## Extracted data entries
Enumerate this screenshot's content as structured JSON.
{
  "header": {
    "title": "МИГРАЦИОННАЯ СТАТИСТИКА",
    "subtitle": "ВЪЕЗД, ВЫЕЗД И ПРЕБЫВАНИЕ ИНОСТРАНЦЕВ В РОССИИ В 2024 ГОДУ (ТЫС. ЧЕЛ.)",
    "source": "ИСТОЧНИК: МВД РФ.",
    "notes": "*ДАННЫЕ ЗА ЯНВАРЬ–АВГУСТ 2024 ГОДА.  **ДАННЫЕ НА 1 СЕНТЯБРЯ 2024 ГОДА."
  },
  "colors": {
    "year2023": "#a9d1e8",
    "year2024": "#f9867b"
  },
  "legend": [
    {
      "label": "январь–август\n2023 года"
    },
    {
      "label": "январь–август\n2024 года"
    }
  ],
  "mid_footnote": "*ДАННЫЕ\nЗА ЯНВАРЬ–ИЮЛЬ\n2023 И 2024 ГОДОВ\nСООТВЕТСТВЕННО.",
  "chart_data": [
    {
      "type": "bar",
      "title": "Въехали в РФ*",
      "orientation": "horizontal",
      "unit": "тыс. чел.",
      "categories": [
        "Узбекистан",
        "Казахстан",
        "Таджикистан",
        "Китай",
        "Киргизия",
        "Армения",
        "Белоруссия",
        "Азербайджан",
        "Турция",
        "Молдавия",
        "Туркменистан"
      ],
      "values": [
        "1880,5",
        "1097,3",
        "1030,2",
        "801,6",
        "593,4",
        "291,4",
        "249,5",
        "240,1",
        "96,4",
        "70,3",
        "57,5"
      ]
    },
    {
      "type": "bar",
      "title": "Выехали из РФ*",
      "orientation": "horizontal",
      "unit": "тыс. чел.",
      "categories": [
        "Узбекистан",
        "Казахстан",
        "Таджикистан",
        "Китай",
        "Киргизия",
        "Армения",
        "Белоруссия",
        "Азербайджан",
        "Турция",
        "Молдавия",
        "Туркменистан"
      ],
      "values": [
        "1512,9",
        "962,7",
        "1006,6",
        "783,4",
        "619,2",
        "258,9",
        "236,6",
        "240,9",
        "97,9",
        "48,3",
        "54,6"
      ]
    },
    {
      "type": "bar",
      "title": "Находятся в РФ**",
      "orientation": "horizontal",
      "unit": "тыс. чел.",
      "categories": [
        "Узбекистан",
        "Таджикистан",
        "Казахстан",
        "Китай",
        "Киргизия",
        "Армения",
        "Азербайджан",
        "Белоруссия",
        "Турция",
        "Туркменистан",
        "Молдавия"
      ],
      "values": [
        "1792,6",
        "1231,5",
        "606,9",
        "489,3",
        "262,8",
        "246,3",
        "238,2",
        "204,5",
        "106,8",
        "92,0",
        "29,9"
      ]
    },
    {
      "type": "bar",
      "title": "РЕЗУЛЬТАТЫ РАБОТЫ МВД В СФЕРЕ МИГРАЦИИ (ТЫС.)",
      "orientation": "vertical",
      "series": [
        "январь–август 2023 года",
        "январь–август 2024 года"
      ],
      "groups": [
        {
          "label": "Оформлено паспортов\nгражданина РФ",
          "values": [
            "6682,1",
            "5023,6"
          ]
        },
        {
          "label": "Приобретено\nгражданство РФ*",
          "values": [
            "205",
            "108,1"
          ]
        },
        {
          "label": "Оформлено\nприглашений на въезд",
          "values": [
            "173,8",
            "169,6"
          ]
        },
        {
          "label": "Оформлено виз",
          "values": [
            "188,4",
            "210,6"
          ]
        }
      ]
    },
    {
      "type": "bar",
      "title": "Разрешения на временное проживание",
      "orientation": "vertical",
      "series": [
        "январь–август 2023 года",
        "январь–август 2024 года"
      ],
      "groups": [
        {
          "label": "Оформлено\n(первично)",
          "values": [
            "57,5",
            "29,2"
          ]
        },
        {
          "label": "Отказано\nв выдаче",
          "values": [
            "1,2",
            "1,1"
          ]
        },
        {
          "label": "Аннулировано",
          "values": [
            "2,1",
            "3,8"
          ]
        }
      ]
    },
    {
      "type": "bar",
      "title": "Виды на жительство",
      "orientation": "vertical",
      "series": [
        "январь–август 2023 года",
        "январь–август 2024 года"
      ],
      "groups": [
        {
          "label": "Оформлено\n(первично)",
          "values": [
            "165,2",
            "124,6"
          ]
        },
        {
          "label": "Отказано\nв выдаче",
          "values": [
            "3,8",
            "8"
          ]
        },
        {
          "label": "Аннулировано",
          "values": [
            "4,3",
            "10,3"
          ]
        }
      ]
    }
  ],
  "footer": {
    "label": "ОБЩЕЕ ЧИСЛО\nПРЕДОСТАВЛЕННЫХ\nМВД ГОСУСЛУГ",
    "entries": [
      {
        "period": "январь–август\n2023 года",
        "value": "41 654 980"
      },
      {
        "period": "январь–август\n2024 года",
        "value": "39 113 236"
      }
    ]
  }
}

## OBJECTIVE
Extract the entries above verbatim.

## RIGHT ANSWER
Enumerate this screenshot's content as structured JSON.
{
  "header": {
    "title": "МИГРАЦИОННАЯ СТАТИСТИКА",
    "subtitle": "ВЪЕЗД, ВЫЕЗД И ПРЕБЫВАНИЕ ИНОСТРАНЦЕВ В РОССИИ В 2024 ГОДУ (ТЫС. ЧЕЛ.)",
    "source": "ИСТОЧНИК: МВД РФ.",
    "notes": "*ДАННЫЕ ЗА ЯНВАРЬ–АВГУСТ 2024 ГОДА.  **ДАННЫЕ НА 1 СЕНТЯБРЯ 2024 ГОДА."
  },
  "colors": {
    "year2023": "#a9d1e8",
    "year2024": "#f9867b"
  },
  "legend": [
    {
      "label": "январь–август\n2023 года"
    },
    {
      "label": "январь–август\n2024 года"
    }
  ],
  "mid_footnote": "*ДАННЫЕ\nЗА ЯНВАРЬ–ИЮЛЬ\n2023 И 2024 ГОДОВ\nСООТВЕТСТВЕННО.",
  "chart_data": [
    {
      "type": "bar",
      "title": "Въехали в РФ*",
      "orientation": "horizontal",
      "unit": "тыс. чел.",
      "categories": [
        "Узбекистан",
        "Казахстан",
        "Таджикистан",
        "Китай",
        "Киргизия",
        "Армения",
        "Белоруссия",
        "Азербайджан",
        "Турция",
        "Молдавия",
        "Туркменистан"
      ],
      "values": [
        "1880,5",
        "1097,3",
        "1030,2",
        "801,6",
        "593,4",
        "291,4",
        "249,5",
        "240,1",
        "96,4",
        "70,3",
        "57,5"
      ]
    },
    {
      "type": "bar",
      "title": "Выехали из РФ*",
      "orientation": "horizontal",
      "unit": "тыс. чел.",
      "categories": [
        "Узбекистан",
        "Казахстан",
        "Таджикистан",
        "Китай",
        "Киргизия",
        "Армения",
        "Белоруссия",
        "Азербайджан",
        "Турция",
        "Молдавия",
        "Туркменистан"
      ],
      "values": [
        "1512,9",
        "962,7",
        "1006,6",
        "783,4",
        "619,2",
        "258,9",
        "236,6",
        "240,9",
        "97,9",
        "48,3",
        "54,6"
      ]
    },
    {
      "type": "bar",
      "title": "Находятся в РФ**",
      "orientation": "horizontal",
      "unit": "тыс. чел.",
      "categories": [
        "Узбекистан",
        "Таджикистан",
        "Казахстан",
        "Китай",
        "Киргизия",
        "Армения",
        "Азербайджан",
        "Белоруссия",
        "Турция",
        "Туркменистан",
        "Молдавия"
      ],
      "values": [
        "1792,6",
        "1231,5",
        "606,9",
        "489,3",
        "262,8",
        "246,3",
        "238,2",
        "204,5",
        "106,8",
        "92,0",
        "29,9"
      ]
    },
    {
      "type": "bar",
      "title": "РЕЗУЛЬТАТЫ РАБОТЫ МВД В СФЕРЕ МИГРАЦИИ (ТЫС.)",
      "orientation": "vertical",
      "series": [
        "январь–август 2023 года",
        "январь–август 2024 года"
      ],
      "groups": [
        {
          "label": "Оформлено паспортов\nгражданина РФ",
          "values": [
            "6682,1",
            "5023,6"
          ]
        },
        {
          "label": "Приобретено\nгражданство РФ*",
          "values": [
            "205",
            "108,1"
          ]
        },
        {
          "label": "Оформлено\nприглашений на въезд",
          "values": [
            "173,8",
            "169,6"
          ]
        },
        {
          "label": "Оформлено виз",
          "values": [
            "188,4",
            "210,6"
          ]
        }
      ]
    },
    {
      "type": "bar",
      "title": "Разрешения на временное проживание",
      "orientation": "vertical",
      "series": [
        "январь–август 2023 года",
        "январь–август 2024 года"
      ],
      "groups": [
        {
          "label": "Оформлено\n(первично)",
          "values": [
            "57,5",
            "29,2"
          ]
        },
        {
          "label": "Отказано\nв выдаче",
          "values": [
            "1,2",
            "1,1"
          ]
        },
        {
          "label": "Аннулировано",
          "values": [
            "2,1",
            "3,8"
          ]
        }
      ]
    },
    {
      "type": "bar",
      "title": "Виды на жительство",
      "orientation": "vertical",
      "series": [
        "январь–август 2023 года",
        "январь–август 2024 года"
      ],
      "groups": [
        {
          "label": "Оформлено\n(первично)",
          "values": [
            "165,2",
            "124,6"
          ]
        },
        {
          "label": "Отказано\nв выдаче",
          "values": [
            "3,8",
            "8"
          ]
        },
        {
          "label": "Аннулировано",
          "values": [
            "4,3",
            "10,3"
          ]
        }
      ]
    }
  ],
  "footer": {
    "label": "ОБЩЕЕ ЧИСЛО\nПРЕДОСТАВЛЕННЫХ\nМВД ГОСУСЛУГ",
    "entries": [
      {
        "period": "январь–август\n2023 года",
        "value": "41 654 980"
      },
      {
        "period": "январь–август\n2024 года",
        "value": "39 113 236"
      }
    ]
  }
}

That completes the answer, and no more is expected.